Staten Island, New York could fit inside the tailings pond operated by Syncrude, the largest tar sands consortium, according to CERA's report.

"It takes a huge amount of energy just to melt the tar sands and then you have to use a huge quantity of water: that's a cost which has to be internalised [by industry]," said environmentalist Dr. David Suzuki.

"Right now the oil industry is getting away scot-free," Suzuki told IPS.

The CFR report supports adding a cost or externality to carbon emissions. The report guesses that a carbon price of 20 dollars per tonne of CO2 equivalent - roughly what prices have averaged in the European Union's Emission Trading Scheme - would add only 2.21 dollars per barrel of additional production costs to the oil sands.

"The U.S. will have a large market for emissions, Canada will benefit from that stability," the CFR's Michael Levi told IPS, extolling the benefits of a carbon pricing system which is being debated by legislators on both sides of the Canada-U.S. border. Environmentalists say these cost estimates for carbon are too low to stop runaway climate change, a scenario many scientists argue could destroy life on Earth as we know it.

■ ■ ■ ■

Brief A: List every organization the tar sands excerpt names, in the order each first appears.
Brief B: Reproduce the stretch of the tar sands excerpt that opens with the words containing "Staten Island, New" and closes with "Suzuki told IPS.".
Brief C: Decide whether each statement agrees with the tar sands excerpt, answering yes or no and quoting the words that settle it: (i) Michael Levi is with the CFR. (ii) The CFR report estimates that a carbon price of 20 dollars per tonne would add about 5 dollars per barrel to oil sands production costs. (iii) Suzuki says the oil industry is already paying the full cost of its energy and water use.

Dataset section:
■ ■ ■ ■

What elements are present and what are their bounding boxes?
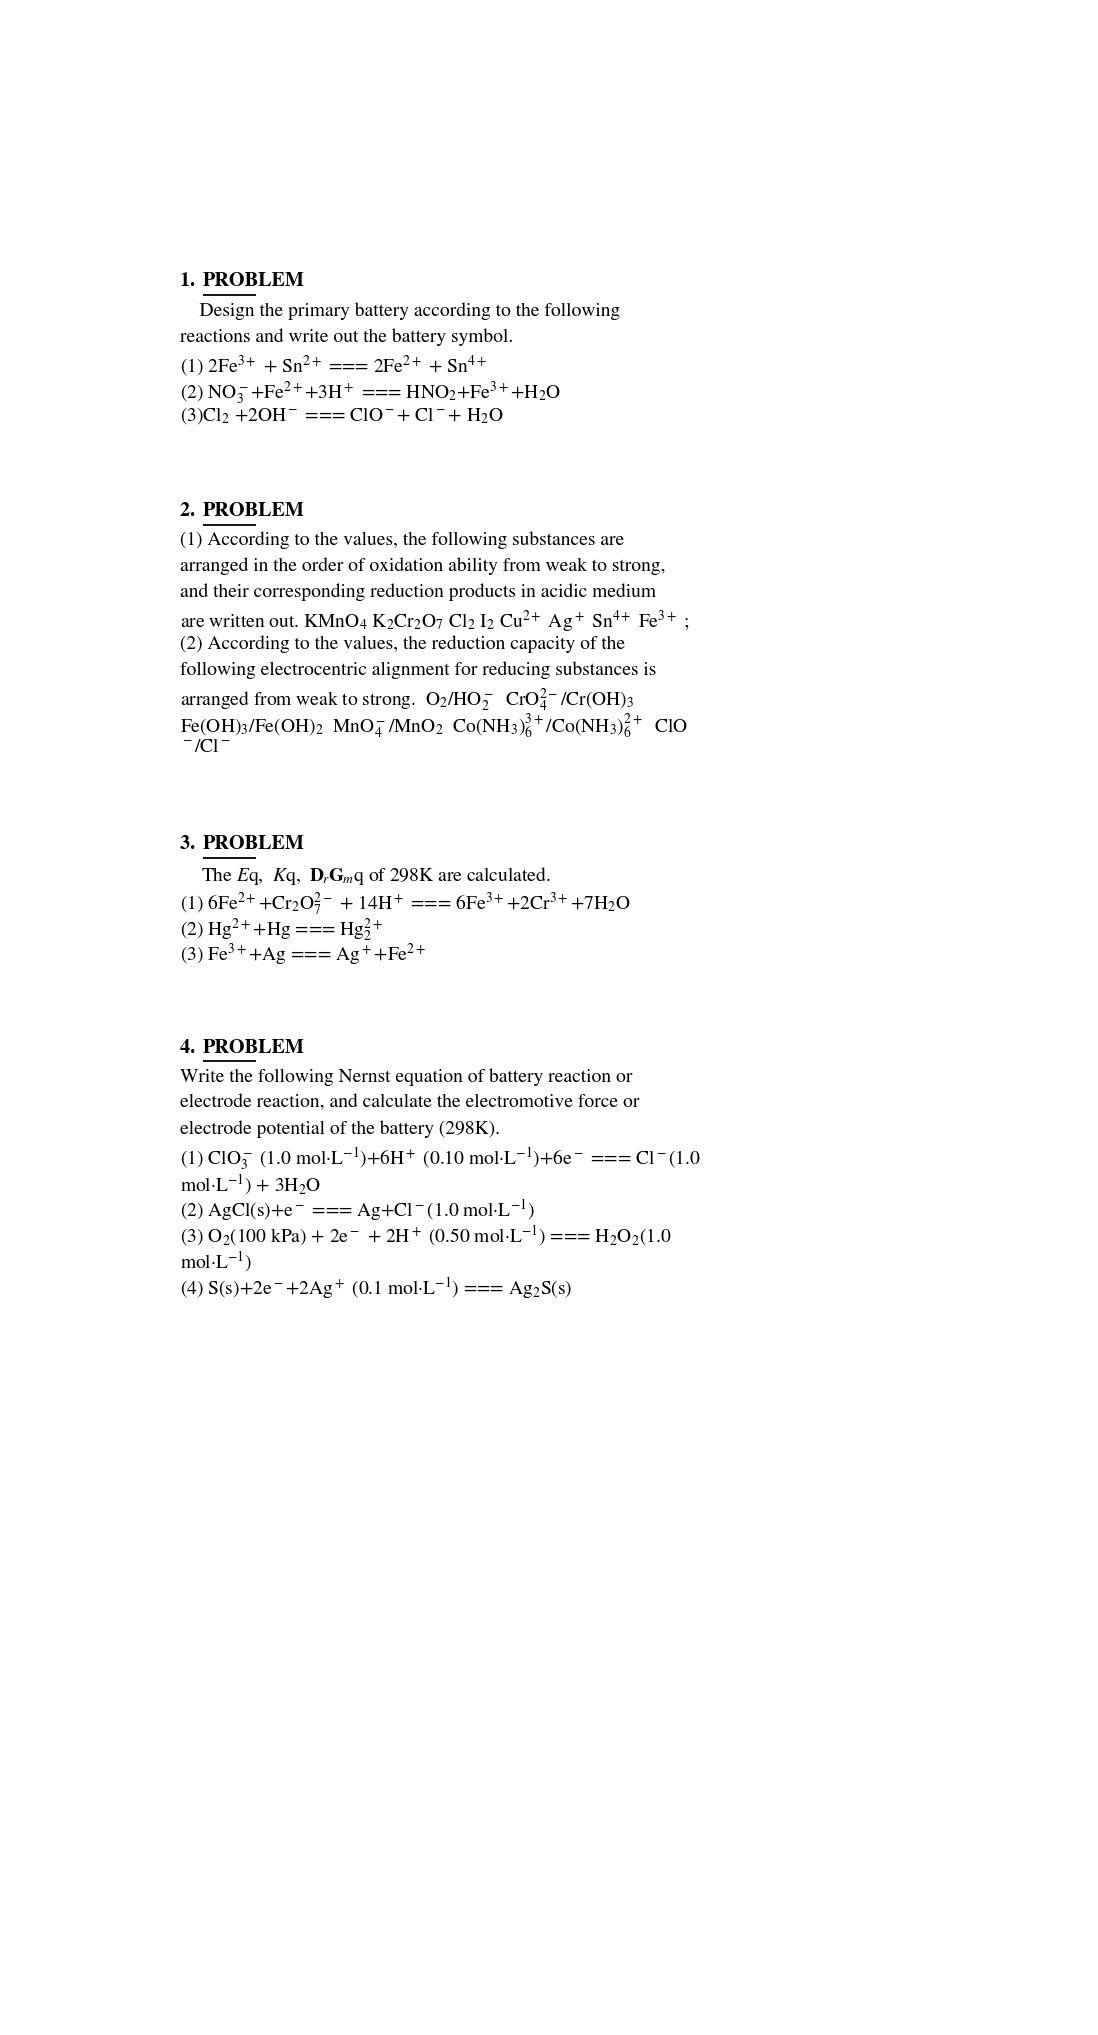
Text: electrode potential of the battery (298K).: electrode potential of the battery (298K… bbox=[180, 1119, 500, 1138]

■ ■ ■ ■

Exercise solution A: Syncrude, CERA, IPS, CFR, European Union

Exercise solution B:
Staten Island, New York could fit inside the tailings pond operated by Syncrude, the largest tar sands consortium, according to CERA's report.

"It takes a huge amount of energy just to melt the tar sands and then you have to use a huge quantity of water: that's a cost which has to be internalised [by industry]," said environmentalist Dr. David Suzuki.

"Right now the oil industry is getting away scot-free," Suzuki told IPS.

Exercise solution C:
(i) Yes: "the CFR's Michael Levi"
(ii) No: "would add only 2.21 dollars per barrel of additional production costs to the oil sands"
(iii) No: "Right now the oil industry is getting away scot-free"